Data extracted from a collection
--

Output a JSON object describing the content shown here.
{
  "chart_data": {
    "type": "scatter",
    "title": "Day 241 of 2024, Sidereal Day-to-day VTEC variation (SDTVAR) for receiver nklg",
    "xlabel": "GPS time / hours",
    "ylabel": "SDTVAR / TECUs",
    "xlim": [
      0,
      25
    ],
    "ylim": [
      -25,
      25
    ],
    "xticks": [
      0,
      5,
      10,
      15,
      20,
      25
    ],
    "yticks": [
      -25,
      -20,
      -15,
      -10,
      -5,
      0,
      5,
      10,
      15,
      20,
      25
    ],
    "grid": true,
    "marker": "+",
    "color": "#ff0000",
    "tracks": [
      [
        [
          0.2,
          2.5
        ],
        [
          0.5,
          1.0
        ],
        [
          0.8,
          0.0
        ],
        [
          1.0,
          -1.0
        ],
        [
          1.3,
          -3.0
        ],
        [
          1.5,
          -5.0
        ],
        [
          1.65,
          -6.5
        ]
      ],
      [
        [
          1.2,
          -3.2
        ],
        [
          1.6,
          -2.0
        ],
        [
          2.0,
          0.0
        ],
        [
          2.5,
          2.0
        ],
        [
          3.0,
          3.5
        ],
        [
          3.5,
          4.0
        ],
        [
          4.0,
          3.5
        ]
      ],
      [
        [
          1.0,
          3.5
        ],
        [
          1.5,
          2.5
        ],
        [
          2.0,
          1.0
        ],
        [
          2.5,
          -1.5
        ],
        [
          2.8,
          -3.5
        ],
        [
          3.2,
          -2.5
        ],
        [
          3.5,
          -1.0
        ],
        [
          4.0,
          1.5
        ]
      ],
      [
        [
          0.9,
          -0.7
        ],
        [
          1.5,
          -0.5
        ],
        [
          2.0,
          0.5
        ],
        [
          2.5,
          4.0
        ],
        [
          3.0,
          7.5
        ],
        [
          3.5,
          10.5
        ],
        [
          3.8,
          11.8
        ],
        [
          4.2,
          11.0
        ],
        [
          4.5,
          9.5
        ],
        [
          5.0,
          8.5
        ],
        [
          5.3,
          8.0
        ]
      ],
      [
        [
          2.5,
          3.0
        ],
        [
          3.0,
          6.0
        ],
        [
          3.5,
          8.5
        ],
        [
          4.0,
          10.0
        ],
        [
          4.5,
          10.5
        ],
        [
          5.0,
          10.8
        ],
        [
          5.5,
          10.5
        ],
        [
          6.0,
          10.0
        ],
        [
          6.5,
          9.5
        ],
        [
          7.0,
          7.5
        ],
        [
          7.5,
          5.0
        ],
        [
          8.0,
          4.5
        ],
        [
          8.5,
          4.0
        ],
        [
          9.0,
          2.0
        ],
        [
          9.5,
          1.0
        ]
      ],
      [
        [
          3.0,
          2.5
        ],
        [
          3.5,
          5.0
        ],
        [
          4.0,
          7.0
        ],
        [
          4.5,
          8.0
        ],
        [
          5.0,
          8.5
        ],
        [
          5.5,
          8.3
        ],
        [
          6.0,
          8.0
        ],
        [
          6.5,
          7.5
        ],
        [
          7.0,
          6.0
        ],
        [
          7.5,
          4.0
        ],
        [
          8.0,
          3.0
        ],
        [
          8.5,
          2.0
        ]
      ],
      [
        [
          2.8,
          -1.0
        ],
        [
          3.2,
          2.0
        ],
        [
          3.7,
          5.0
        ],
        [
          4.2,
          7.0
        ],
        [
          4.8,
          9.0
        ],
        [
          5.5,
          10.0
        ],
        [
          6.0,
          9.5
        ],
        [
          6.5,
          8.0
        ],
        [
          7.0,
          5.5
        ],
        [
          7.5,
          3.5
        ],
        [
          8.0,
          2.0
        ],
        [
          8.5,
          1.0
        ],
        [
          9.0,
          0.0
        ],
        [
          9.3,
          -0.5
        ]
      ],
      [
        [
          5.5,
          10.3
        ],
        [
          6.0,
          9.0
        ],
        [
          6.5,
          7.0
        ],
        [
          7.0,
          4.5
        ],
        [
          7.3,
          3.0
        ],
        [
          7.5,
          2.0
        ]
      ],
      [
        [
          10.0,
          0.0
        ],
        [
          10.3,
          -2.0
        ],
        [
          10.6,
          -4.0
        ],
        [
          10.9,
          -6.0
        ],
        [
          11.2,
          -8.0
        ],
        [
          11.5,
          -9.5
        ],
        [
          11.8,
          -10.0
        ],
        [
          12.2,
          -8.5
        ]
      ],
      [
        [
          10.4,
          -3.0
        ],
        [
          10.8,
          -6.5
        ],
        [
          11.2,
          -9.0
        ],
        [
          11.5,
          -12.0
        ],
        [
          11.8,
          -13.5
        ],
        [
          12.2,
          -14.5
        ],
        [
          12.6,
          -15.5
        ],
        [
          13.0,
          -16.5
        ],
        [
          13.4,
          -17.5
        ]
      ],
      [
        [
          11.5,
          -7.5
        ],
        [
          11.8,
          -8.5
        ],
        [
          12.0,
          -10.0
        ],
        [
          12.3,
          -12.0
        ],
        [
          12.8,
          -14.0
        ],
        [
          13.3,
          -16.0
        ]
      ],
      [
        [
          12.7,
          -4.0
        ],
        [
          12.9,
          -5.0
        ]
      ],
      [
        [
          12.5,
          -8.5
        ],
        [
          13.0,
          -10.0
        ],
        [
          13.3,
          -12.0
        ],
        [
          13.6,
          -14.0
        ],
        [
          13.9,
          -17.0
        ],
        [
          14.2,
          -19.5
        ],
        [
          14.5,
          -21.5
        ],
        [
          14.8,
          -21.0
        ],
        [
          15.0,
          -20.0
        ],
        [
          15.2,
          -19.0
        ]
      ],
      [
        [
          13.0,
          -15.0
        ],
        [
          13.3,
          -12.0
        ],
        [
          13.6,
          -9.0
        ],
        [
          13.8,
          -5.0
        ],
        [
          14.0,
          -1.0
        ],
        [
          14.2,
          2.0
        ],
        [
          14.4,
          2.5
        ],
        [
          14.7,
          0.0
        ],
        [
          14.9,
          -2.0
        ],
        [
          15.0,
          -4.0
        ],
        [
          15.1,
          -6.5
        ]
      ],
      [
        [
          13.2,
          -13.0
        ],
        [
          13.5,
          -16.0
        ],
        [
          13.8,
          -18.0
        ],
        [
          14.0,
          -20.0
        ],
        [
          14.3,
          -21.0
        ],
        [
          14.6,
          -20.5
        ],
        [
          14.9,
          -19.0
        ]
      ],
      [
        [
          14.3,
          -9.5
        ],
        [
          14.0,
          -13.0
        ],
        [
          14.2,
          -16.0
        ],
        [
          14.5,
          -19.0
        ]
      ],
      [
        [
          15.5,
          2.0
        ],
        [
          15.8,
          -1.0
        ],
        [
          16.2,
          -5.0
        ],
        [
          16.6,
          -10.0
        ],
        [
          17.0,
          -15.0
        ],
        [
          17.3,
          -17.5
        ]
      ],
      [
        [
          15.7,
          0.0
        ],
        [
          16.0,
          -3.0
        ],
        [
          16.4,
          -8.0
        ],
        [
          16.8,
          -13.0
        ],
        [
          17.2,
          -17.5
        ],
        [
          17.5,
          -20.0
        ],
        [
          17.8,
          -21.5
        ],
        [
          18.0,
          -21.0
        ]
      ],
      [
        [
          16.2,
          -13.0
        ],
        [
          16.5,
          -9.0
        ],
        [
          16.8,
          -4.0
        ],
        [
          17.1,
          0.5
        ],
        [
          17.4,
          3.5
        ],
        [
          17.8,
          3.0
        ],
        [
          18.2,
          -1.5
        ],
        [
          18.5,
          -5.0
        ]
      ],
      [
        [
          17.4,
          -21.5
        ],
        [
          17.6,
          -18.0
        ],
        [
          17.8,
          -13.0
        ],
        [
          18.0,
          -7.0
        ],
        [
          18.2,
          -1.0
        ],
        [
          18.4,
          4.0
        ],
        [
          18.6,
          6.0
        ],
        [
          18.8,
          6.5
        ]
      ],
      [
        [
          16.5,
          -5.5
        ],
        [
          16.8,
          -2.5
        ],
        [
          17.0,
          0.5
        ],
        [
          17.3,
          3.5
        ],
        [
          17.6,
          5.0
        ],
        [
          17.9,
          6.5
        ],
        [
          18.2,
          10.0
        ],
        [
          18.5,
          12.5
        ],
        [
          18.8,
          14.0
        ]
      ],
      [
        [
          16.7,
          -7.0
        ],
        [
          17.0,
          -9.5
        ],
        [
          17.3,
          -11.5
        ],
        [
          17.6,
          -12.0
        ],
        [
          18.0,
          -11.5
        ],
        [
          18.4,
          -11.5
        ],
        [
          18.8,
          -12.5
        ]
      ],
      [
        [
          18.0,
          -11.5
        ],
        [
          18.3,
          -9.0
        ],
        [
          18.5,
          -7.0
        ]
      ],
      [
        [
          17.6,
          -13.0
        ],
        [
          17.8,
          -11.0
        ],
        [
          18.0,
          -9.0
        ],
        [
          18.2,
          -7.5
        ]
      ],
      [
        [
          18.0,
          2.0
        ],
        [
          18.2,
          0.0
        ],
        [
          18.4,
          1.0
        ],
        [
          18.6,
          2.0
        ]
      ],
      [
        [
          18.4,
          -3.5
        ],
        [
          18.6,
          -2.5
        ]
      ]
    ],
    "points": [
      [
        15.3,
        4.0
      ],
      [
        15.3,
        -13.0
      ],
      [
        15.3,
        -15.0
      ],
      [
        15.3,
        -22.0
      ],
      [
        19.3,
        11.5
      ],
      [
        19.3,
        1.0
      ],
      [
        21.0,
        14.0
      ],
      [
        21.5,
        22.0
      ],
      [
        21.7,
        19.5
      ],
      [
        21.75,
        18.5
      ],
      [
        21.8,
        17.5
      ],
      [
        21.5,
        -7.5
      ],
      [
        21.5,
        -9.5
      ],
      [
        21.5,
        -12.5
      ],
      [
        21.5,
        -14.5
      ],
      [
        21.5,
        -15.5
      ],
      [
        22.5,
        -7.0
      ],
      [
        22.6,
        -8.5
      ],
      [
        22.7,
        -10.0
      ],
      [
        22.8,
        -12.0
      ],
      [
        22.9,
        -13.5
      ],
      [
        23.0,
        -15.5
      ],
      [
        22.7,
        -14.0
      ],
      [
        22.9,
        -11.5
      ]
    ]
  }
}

--

(Exercise) Determine the number of lines in these entries that contain the word "SDTVAR", and write only that number.

(Result of this task) 2